— COMPITO —
Ricopia senza cambiare nulla la parte dell'elenco che va dalla prima riga fino alla riga che contiene "legend-label: 2(160~170A) —", compresa quest'ultima.

━━ MATERIALE DI PARTENZA ━━

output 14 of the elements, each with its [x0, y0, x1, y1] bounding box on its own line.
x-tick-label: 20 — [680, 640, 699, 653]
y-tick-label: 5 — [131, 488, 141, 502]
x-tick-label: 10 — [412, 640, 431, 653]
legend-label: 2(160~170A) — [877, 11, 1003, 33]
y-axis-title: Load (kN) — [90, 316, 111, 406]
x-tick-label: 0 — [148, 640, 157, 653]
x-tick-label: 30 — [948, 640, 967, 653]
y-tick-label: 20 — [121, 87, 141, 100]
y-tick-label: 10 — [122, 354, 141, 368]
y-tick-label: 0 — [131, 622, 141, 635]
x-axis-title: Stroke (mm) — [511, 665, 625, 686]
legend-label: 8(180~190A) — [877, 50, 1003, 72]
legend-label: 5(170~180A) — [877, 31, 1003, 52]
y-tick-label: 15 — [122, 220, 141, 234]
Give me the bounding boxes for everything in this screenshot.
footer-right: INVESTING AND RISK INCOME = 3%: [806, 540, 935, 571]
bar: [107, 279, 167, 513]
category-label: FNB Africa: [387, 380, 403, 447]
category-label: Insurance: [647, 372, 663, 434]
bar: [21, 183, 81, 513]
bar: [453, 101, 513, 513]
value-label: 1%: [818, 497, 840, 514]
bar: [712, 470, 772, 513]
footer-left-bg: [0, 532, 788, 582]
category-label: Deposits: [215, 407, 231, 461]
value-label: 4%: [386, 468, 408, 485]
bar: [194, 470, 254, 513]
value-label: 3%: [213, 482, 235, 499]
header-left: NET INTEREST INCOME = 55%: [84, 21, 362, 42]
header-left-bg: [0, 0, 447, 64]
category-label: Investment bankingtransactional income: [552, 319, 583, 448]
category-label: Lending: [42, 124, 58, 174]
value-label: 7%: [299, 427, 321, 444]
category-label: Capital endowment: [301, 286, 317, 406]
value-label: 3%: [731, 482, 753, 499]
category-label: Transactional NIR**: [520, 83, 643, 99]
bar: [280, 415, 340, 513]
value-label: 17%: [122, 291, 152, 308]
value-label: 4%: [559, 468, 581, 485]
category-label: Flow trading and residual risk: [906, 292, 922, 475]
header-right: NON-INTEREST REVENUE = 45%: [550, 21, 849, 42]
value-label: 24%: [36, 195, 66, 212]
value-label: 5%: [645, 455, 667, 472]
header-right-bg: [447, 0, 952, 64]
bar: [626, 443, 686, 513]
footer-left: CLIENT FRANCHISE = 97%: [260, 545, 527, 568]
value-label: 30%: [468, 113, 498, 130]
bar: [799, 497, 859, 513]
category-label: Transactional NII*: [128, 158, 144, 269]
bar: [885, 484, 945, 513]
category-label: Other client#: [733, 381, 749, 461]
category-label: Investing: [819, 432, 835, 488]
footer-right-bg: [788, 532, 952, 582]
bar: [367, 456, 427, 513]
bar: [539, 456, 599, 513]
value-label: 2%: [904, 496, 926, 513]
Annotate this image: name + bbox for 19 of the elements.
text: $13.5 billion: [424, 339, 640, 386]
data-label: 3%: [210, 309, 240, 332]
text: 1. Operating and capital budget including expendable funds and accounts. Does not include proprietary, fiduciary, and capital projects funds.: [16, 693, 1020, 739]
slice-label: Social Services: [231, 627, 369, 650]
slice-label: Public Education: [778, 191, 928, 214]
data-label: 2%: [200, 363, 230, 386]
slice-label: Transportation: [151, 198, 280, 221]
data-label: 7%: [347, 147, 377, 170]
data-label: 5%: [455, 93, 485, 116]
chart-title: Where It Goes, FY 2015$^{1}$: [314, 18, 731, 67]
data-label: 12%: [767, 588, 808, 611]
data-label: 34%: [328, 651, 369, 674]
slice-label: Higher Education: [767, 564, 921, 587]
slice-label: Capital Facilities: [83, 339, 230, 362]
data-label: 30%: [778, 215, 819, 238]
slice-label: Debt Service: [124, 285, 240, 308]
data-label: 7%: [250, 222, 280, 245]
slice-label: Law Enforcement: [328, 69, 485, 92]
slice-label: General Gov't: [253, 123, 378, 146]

━━━

— RISPOSTA SCRITTA —
output 14 of the elements, each with its [x0, y0, x1, y1] bounding box on its own line.
x-tick-label: 20 — [680, 640, 699, 653]
y-tick-label: 5 — [131, 488, 141, 502]
x-tick-label: 10 — [412, 640, 431, 653]
legend-label: 2(160~170A) — [877, 11, 1003, 33]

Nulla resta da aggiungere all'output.